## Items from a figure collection
⟨

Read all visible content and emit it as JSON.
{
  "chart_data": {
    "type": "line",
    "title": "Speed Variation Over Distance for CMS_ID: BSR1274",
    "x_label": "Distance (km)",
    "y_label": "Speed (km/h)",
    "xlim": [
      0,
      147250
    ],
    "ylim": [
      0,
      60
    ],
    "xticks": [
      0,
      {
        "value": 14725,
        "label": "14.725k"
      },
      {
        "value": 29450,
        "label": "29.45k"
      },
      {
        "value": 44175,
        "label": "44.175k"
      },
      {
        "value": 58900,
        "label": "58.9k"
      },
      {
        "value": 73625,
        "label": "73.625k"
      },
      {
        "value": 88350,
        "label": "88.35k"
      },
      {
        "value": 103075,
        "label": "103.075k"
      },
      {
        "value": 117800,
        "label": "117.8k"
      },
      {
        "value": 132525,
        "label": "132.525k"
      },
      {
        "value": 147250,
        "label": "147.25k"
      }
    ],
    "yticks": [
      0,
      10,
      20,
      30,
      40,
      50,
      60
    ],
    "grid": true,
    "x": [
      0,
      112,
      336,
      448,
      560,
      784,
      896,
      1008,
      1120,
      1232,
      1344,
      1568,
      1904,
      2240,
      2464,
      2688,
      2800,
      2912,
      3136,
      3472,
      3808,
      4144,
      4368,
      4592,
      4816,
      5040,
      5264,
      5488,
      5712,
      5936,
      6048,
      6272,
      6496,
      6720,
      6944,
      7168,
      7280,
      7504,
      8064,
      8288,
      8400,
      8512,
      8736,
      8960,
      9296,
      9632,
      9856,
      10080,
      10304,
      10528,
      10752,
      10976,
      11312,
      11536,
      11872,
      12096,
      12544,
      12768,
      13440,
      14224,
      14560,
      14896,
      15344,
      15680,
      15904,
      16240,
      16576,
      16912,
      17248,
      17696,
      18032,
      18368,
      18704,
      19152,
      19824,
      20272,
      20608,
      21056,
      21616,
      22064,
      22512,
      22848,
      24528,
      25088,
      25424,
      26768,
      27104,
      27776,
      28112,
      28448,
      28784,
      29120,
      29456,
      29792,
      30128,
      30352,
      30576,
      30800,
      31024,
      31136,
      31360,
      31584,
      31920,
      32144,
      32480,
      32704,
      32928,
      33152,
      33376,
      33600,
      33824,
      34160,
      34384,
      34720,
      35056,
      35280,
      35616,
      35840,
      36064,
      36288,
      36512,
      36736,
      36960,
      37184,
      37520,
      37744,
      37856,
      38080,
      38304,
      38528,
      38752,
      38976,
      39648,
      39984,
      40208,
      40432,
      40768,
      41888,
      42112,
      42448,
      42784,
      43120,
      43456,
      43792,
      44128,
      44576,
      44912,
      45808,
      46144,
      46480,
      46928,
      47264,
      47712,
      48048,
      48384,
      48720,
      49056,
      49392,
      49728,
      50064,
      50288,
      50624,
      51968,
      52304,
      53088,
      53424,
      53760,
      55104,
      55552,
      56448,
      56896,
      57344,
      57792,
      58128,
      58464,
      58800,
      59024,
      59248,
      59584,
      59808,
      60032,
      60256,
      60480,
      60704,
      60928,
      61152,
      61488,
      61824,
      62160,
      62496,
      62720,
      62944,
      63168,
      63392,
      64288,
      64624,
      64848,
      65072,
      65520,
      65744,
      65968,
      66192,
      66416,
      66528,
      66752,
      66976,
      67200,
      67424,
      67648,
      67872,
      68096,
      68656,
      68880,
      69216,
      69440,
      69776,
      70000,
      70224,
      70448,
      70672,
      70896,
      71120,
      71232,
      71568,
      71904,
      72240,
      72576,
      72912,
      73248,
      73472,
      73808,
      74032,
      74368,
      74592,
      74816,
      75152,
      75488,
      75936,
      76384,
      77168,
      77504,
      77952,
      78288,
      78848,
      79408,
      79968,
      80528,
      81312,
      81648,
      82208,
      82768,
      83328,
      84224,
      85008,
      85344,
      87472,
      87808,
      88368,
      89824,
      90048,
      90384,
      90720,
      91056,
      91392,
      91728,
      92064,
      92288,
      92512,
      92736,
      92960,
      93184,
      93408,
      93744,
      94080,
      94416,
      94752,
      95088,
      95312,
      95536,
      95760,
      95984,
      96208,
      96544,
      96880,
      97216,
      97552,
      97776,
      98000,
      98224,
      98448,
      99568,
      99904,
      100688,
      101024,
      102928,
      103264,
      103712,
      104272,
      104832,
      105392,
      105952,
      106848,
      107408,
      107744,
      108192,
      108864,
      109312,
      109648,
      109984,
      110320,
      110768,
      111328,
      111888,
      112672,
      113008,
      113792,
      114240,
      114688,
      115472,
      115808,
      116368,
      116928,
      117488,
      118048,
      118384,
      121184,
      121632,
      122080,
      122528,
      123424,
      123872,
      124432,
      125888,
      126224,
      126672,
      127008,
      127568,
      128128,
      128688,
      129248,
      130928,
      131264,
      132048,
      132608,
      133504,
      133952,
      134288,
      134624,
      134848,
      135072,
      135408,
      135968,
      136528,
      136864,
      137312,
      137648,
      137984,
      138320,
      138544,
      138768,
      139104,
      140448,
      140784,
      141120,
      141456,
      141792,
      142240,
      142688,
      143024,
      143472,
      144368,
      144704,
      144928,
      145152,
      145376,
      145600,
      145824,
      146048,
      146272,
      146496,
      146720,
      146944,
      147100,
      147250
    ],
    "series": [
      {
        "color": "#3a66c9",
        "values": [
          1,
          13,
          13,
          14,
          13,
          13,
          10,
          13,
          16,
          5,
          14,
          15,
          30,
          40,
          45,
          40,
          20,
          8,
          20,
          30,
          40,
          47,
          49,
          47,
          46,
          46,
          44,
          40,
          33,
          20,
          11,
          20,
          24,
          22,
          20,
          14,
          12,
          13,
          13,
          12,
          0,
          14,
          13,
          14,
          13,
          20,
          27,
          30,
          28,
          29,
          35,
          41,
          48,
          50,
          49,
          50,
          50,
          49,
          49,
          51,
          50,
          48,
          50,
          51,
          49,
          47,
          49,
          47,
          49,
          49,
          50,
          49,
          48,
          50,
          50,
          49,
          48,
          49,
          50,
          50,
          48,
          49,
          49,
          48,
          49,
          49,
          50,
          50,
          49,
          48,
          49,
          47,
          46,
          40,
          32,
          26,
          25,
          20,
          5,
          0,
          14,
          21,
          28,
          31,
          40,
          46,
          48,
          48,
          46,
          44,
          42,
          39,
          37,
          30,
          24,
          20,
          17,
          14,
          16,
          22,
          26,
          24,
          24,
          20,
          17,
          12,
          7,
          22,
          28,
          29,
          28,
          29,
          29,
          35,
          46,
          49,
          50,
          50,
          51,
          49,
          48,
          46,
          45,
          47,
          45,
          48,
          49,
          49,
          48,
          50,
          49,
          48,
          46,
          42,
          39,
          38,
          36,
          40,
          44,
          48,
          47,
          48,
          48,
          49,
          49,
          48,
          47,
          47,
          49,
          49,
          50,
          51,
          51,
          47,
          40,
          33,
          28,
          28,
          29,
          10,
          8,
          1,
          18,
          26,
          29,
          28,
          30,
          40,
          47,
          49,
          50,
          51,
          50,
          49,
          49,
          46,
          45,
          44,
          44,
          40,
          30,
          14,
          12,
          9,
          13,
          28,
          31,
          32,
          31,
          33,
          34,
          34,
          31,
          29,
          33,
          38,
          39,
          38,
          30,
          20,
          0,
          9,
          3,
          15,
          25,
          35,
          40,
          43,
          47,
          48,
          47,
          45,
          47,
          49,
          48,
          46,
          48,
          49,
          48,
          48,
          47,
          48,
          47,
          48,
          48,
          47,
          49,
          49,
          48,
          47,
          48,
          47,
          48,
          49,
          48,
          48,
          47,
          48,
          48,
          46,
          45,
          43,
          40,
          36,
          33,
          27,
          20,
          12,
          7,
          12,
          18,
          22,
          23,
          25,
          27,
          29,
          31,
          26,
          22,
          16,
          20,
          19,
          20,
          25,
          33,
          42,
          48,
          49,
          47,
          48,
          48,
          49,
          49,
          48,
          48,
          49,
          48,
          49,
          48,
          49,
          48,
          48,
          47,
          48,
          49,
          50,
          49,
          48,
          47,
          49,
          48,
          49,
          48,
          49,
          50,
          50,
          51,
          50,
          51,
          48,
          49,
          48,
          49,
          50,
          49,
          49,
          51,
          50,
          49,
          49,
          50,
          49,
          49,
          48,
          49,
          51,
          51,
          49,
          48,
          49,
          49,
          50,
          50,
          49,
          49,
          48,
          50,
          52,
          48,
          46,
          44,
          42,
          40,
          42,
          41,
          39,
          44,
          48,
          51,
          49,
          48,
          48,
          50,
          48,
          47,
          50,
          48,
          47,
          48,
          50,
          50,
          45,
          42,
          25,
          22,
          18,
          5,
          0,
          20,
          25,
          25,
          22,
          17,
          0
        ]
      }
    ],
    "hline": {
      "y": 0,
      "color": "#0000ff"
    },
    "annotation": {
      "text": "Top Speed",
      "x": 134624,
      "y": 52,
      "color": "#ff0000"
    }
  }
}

⟩

## What is asked
List all lines where "color" occurs.

## The completed task
        "color": "#3a66c9",
      "color": "#0000ff"
      "color": "#ff0000"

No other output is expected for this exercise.